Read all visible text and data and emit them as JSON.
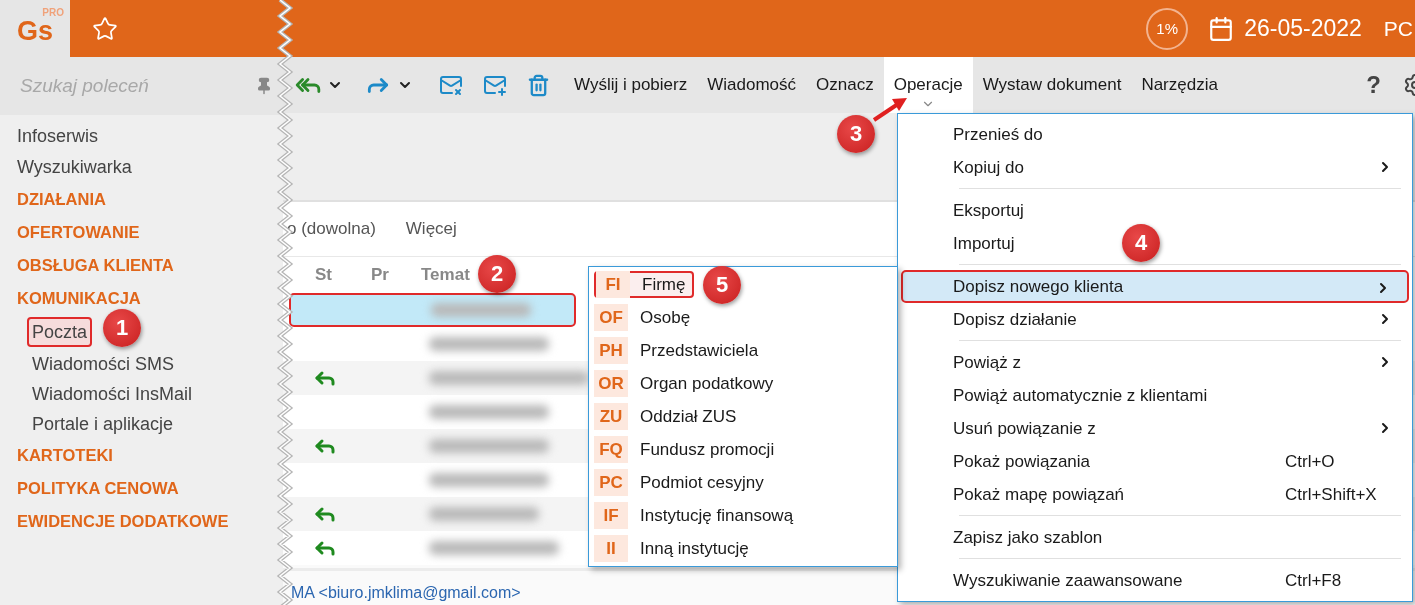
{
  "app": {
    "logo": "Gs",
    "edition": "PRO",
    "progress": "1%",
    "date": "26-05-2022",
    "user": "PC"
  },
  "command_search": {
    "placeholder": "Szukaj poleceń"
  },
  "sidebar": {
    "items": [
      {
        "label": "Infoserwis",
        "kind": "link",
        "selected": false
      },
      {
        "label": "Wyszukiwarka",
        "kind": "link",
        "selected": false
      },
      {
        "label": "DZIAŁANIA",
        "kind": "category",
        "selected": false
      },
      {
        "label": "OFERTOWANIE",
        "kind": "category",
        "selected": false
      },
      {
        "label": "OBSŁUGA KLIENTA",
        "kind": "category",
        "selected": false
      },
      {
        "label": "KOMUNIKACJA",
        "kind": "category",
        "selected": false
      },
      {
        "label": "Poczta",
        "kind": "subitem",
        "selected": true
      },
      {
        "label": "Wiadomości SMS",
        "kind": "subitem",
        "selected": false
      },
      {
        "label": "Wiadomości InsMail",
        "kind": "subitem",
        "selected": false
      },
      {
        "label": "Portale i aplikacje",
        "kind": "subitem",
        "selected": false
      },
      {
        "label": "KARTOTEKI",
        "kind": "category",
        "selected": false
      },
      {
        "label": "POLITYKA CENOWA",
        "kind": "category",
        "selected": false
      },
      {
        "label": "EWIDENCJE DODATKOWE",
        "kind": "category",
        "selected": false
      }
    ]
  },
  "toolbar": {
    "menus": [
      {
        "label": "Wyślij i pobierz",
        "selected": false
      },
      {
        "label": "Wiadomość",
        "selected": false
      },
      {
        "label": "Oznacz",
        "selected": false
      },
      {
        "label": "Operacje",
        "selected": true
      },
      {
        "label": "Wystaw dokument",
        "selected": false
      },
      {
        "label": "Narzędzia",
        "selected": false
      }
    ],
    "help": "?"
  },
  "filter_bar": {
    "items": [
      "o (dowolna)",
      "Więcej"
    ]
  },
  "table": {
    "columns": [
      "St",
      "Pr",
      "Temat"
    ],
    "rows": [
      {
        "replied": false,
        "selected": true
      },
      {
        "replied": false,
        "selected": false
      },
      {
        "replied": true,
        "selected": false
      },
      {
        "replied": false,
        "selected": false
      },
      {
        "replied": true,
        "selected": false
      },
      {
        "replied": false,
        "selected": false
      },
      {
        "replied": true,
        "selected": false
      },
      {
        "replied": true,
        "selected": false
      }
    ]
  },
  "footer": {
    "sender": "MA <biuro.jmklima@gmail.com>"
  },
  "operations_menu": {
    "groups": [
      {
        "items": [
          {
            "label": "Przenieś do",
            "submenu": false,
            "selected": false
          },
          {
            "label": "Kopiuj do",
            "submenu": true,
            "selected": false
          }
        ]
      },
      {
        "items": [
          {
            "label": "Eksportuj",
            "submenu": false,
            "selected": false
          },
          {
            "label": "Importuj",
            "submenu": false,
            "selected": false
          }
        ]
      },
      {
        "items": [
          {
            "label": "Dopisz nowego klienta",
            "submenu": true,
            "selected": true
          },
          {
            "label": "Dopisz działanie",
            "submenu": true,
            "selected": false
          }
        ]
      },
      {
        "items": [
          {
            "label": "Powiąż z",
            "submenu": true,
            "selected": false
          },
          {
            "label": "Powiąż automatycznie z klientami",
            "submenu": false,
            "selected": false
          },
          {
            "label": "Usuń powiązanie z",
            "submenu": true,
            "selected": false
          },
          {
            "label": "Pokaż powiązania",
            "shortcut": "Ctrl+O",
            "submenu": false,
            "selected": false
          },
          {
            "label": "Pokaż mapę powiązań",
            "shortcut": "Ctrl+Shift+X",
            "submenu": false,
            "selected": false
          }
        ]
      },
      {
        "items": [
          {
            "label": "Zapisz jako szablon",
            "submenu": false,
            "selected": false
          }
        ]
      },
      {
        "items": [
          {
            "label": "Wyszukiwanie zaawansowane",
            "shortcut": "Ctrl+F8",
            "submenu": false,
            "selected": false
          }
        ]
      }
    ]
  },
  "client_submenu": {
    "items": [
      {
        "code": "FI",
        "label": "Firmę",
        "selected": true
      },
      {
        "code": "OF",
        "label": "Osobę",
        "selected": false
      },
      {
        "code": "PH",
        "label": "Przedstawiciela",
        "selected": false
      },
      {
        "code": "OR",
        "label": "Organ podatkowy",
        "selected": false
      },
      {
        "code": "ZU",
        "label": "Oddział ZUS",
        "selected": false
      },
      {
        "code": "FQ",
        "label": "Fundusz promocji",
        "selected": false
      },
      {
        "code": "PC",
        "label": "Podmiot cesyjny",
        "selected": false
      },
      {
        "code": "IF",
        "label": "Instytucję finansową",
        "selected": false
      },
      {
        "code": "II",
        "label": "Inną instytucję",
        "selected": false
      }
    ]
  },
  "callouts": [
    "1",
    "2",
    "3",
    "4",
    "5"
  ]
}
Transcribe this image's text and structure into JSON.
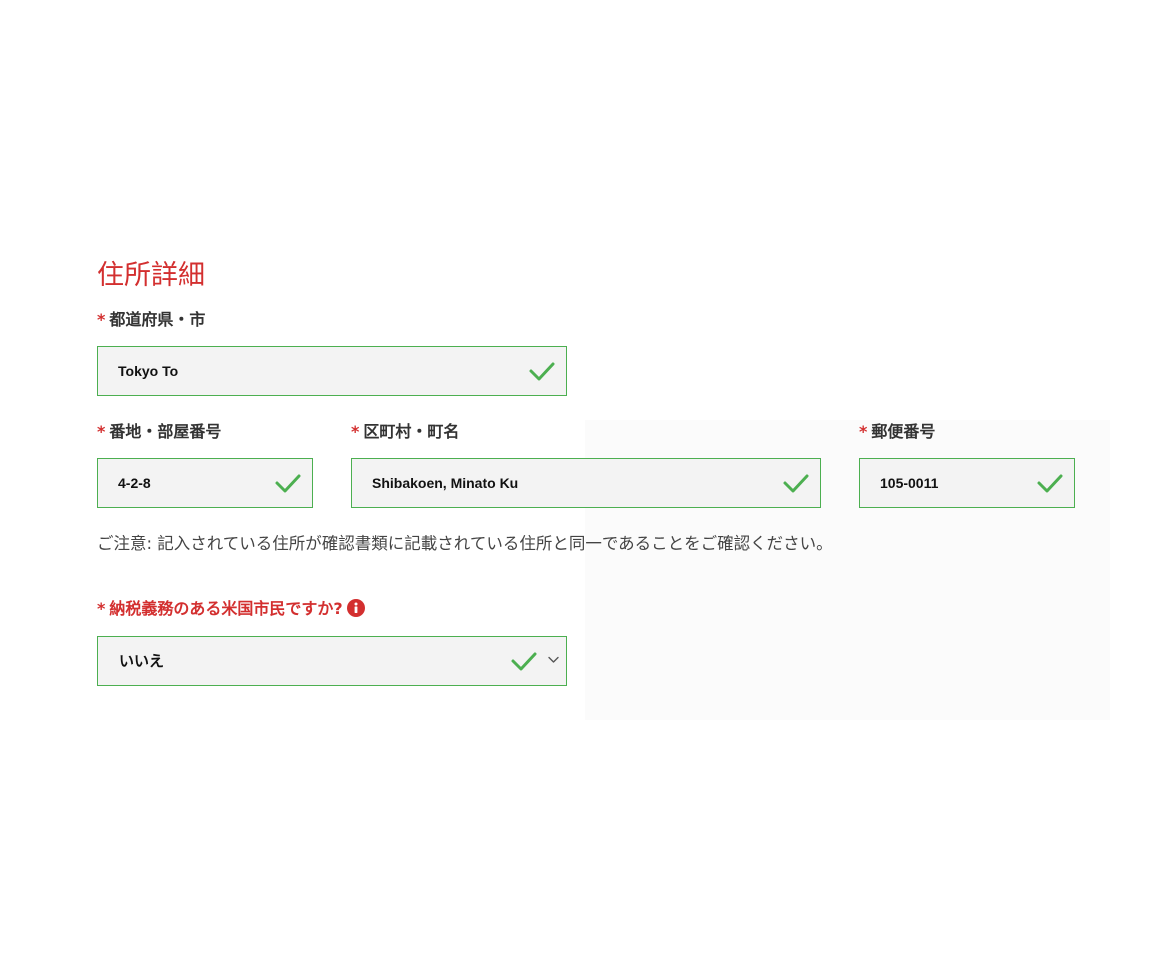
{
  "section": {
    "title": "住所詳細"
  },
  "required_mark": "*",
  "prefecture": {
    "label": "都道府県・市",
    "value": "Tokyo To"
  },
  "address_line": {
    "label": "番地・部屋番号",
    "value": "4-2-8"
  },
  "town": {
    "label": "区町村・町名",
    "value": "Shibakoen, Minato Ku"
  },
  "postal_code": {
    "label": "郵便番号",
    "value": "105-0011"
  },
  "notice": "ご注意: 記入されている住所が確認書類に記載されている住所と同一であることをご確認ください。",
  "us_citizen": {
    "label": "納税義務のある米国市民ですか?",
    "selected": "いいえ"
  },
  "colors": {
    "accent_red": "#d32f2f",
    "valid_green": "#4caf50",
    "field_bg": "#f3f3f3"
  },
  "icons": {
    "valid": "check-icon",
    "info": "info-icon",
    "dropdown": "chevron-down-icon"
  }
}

_Your task:_ Where a line holds "Wiadomości", copy it out.

_Written reply:_
        "label": "Wiadomości SMS",
        "label": "Wiadomości InsMail",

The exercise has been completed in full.